= PASSAGE =
* * *

A tax loss carryforward is a special tax rule that allows capital losses to be carried over from one year to another. In other words, an investor can take capital losses realized in the current tax year to offset gains or profits in a future tax year.

Investors can use a capital loss carryforward to minimize their tax liability when reporting capital gains from investments. Business owners can also take advantage of loss carryforward rules when deducting losses each year. Knowing how this tax provision works and when it can be applied is important from an investment tax savings perspective.

Key Points

• Tax loss carryforward allows investors to offset capital losses against future gains, reducing tax liability.

• Investors can take advantage of tax loss carryforward by deducting capital losses from taxable income, reducing their overall tax liability.

• Capital loss carryforward rules prohibit violating the wash-sale rule and have limitations on deductions.

• Net operating loss carryforward is similar to capital loss carryforward for businesses operating at a loss.

• Losses can be carried forward indefinitely at the federal level, but capital losses must be used to offset capital gains in the same year.

What Is Tax Loss Carryforward?

Tax loss carryforward, sometimes called capital loss carryover, is the process of carrying forward capital losses into future tax years. A capital loss occurs when you sell an asset for less than your adjusted basis. Capital losses are the opposite of capital gains, which are realized when you sell an asset for more than your adjusted basis.

Adjusted basis means the cost of an asset, adjusted for various events (i.e., increases or decreases in value) through the course of ownership.

Whether a capital gain or loss is short-term or long-term depends on how long you owned it before selling. Short-term capital losses and gains apply when an asset is held for one year or less, while long-term capital gains and losses are associated with assets held for longer than one year.

* * *

= INPUT FOR THIS TASK =
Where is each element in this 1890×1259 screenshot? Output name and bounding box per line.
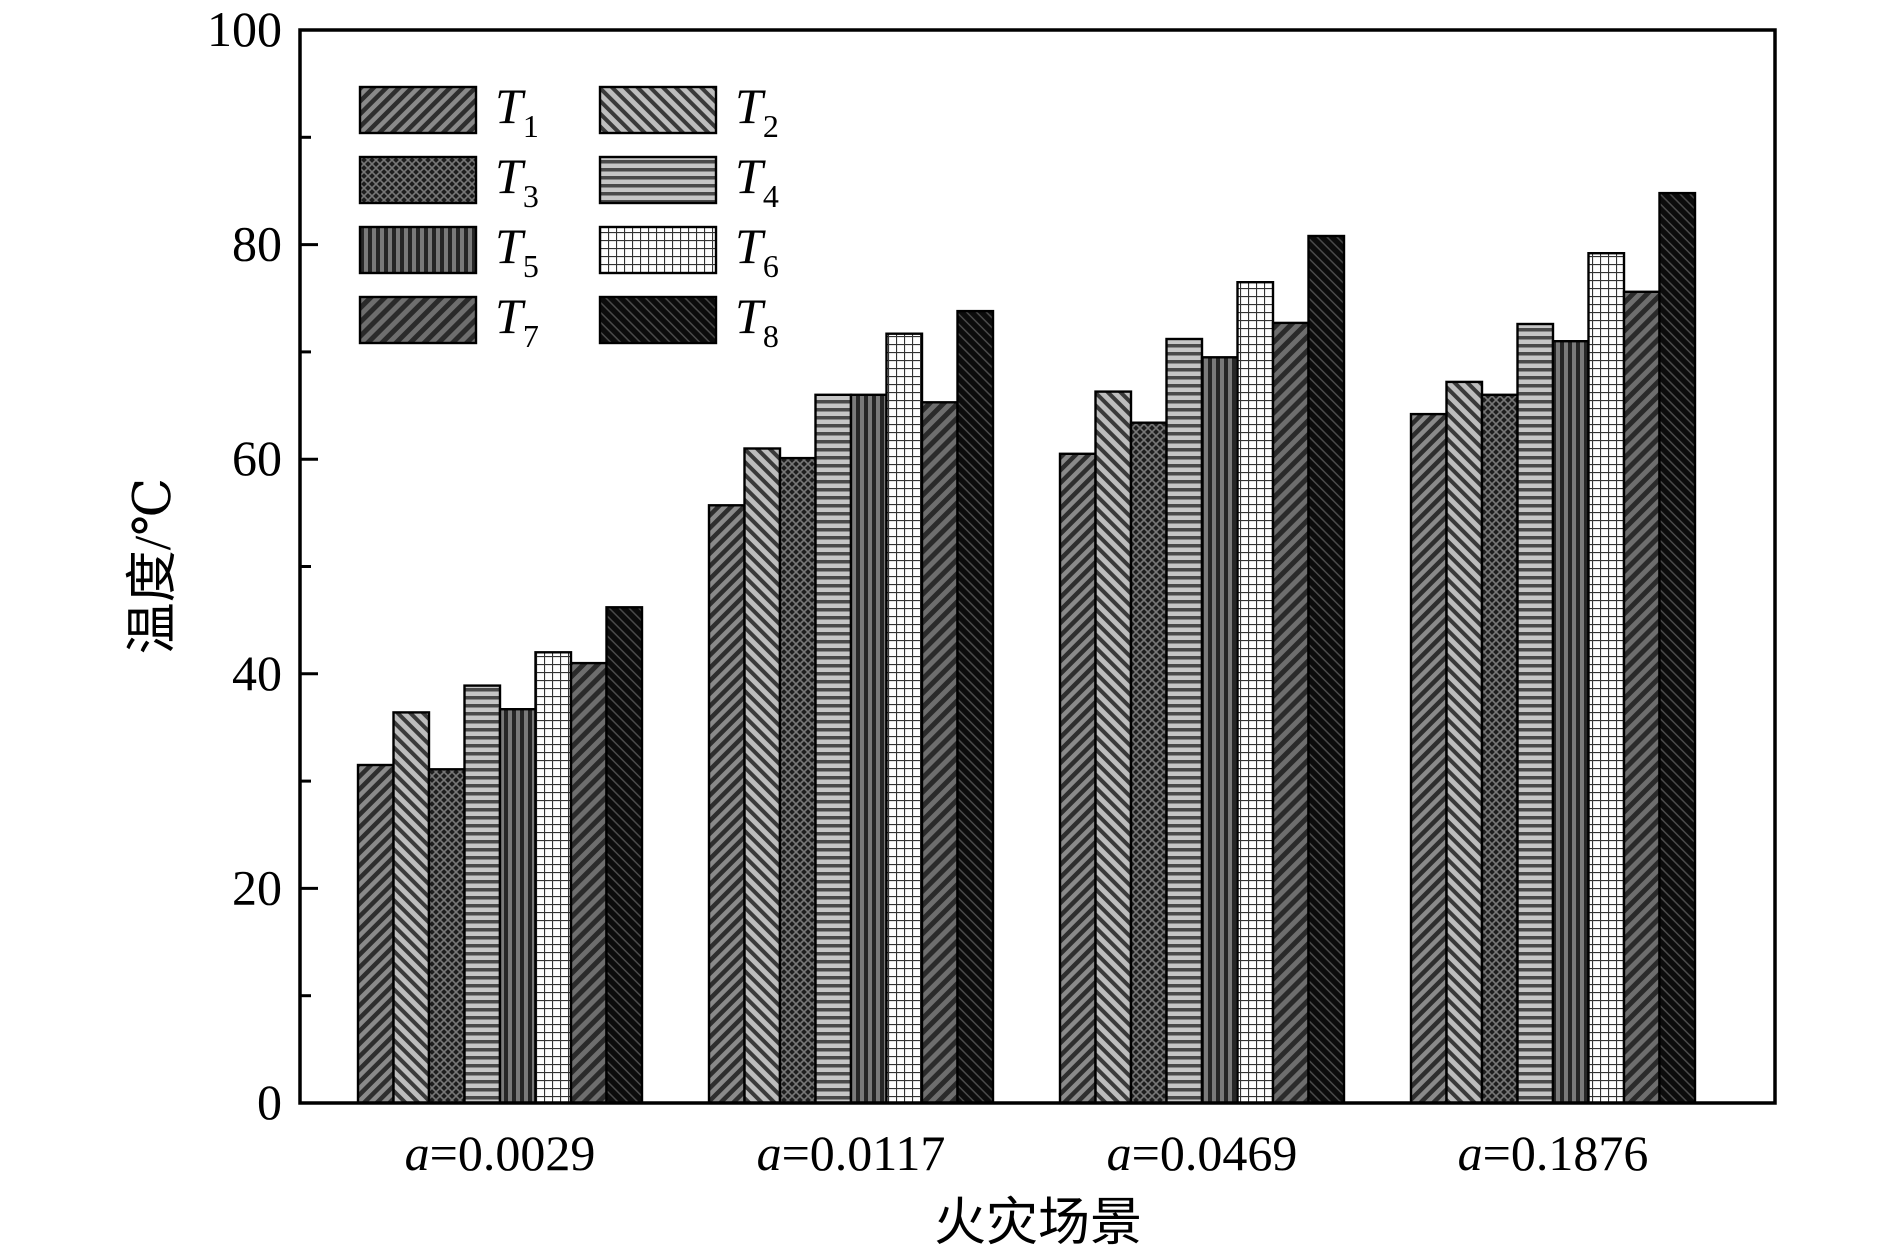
bar-T6-group-4: [1587, 251, 1626, 1105]
bar-T4-group-4: [1516, 322, 1555, 1105]
legend-label-T6: T6: [735, 218, 779, 284]
x-tick-label: a=0.0469: [1107, 1125, 1298, 1181]
y-tick-label: 100: [207, 1, 282, 57]
legend-label-T2: T2: [735, 78, 779, 144]
y-tick-label: 20: [232, 859, 282, 915]
bar-T1-group-2: [707, 504, 746, 1105]
bar-T5-group-3: [1200, 356, 1239, 1105]
bar-T2-group-3: [1094, 390, 1133, 1105]
legend-label-T5: T5: [495, 218, 539, 284]
bar-T5-group-4: [1551, 340, 1590, 1105]
x-axis-title: 火灾场景: [934, 1195, 1142, 1252]
bar-T8-group-3: [1307, 234, 1346, 1105]
bar-T8-group-2: [956, 309, 995, 1105]
bar-T1-group-3: [1058, 452, 1097, 1105]
bar-T3-group-3: [1129, 421, 1168, 1105]
legend-swatch-T5: [358, 225, 478, 275]
y-axis-title: 温度/℃: [125, 478, 182, 655]
bar-T7-group-4: [1622, 290, 1661, 1105]
x-tick-label: a=0.0029: [405, 1125, 596, 1181]
axes-layer: 0 20 40 60 80 100 a=0.0029 a=0.0117 a=0.0469 a=0.…: [125, 1, 1777, 1252]
legend: T1 T2 T3 T4 T5 T6 T7 T8: [358, 78, 779, 354]
bar-T3-group-4: [1480, 393, 1519, 1105]
bar-T6-group-2: [885, 332, 924, 1105]
x-tick-label: a=0.0117: [757, 1125, 946, 1181]
y-tick-label: 80: [232, 216, 282, 272]
legend-swatch-T4: [598, 155, 718, 205]
bar-T6-group-1: [534, 651, 573, 1105]
bar-T3-group-2: [778, 456, 817, 1105]
bar-T2-group-4: [1445, 380, 1484, 1105]
bar-T6-group-3: [1236, 281, 1275, 1105]
y-tick-label: 0: [257, 1074, 282, 1130]
bar-T1-group-1: [356, 763, 395, 1105]
legend-label-T7: T7: [495, 288, 539, 354]
legend-swatch-T8: [598, 295, 718, 345]
legend-swatch-T2: [598, 85, 718, 135]
legend-label-T1: T1: [495, 78, 539, 144]
bar-T8-group-4: [1658, 191, 1697, 1105]
legend-swatch-T1: [358, 85, 478, 135]
legend-swatch-T6: [598, 225, 718, 275]
bar-T8-group-1: [605, 606, 644, 1105]
bar-T2-group-1: [392, 711, 431, 1105]
legend-swatch-T3: [358, 155, 478, 205]
y-tick-label: 60: [232, 430, 282, 486]
bar-T7-group-1: [569, 661, 608, 1105]
y-tick-label: 40: [232, 645, 282, 701]
bars-layer: [356, 191, 1697, 1105]
bar-T4-group-3: [1165, 337, 1204, 1105]
bar-T7-group-2: [920, 401, 959, 1105]
bar-T3-group-1: [427, 768, 466, 1105]
legend-label-T8: T8: [735, 288, 779, 354]
bar-T4-group-1: [463, 684, 502, 1105]
bar-T5-group-2: [849, 393, 888, 1105]
bar-T4-group-2: [814, 393, 853, 1105]
legend-label-T3: T3: [495, 148, 539, 214]
bar-T1-group-4: [1409, 412, 1448, 1105]
bar-T2-group-2: [743, 447, 782, 1105]
x-tick-label: a=0.1876: [1458, 1125, 1649, 1181]
bar-T7-group-3: [1271, 321, 1310, 1105]
bar-T5-group-1: [498, 708, 537, 1105]
legend-label-T4: T4: [735, 148, 779, 214]
legend-swatch-T7: [358, 295, 478, 345]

* * *

= SET OF TASKS =
1 - According to the tax loss carryforward passage, what decides whether a capital gain or loss is short-term or long-term? Answer in one to three sentences.
2 - Copy out the entries from the line with "bar-T6-group-4: [1587, 251, 1626, 1105]" to the line with "bar-T5-group-4: [1551, 340, 1590, 1105]", keeping every line unchanged.
The entries have nothing to do with the tax loss carryforward passage.

= ANSWERS TO THE EXERCISE =
1 - It depends on how long the asset was owned before it was sold. A gain or loss is short-term if the asset was held for one year or less. It is long-term if the asset was held for longer than one year.

2 -
bar-T6-group-4: [1587, 251, 1626, 1105]
bar-T4-group-4: [1516, 322, 1555, 1105]
legend-label-T6: T6: [735, 218, 779, 284]
x-tick-label: a=0.0469: [1107, 1125, 1298, 1181]
y-tick-label: 100: [207, 1, 282, 57]
legend-label-T2: T2: [735, 78, 779, 144]
y-tick-label: 20: [232, 859, 282, 915]
bar-T1-group-2: [707, 504, 746, 1105]
bar-T5-group-3: [1200, 356, 1239, 1105]
bar-T2-group-3: [1094, 390, 1133, 1105]
legend-label-T5: T5: [495, 218, 539, 284]
bar-T5-group-4: [1551, 340, 1590, 1105]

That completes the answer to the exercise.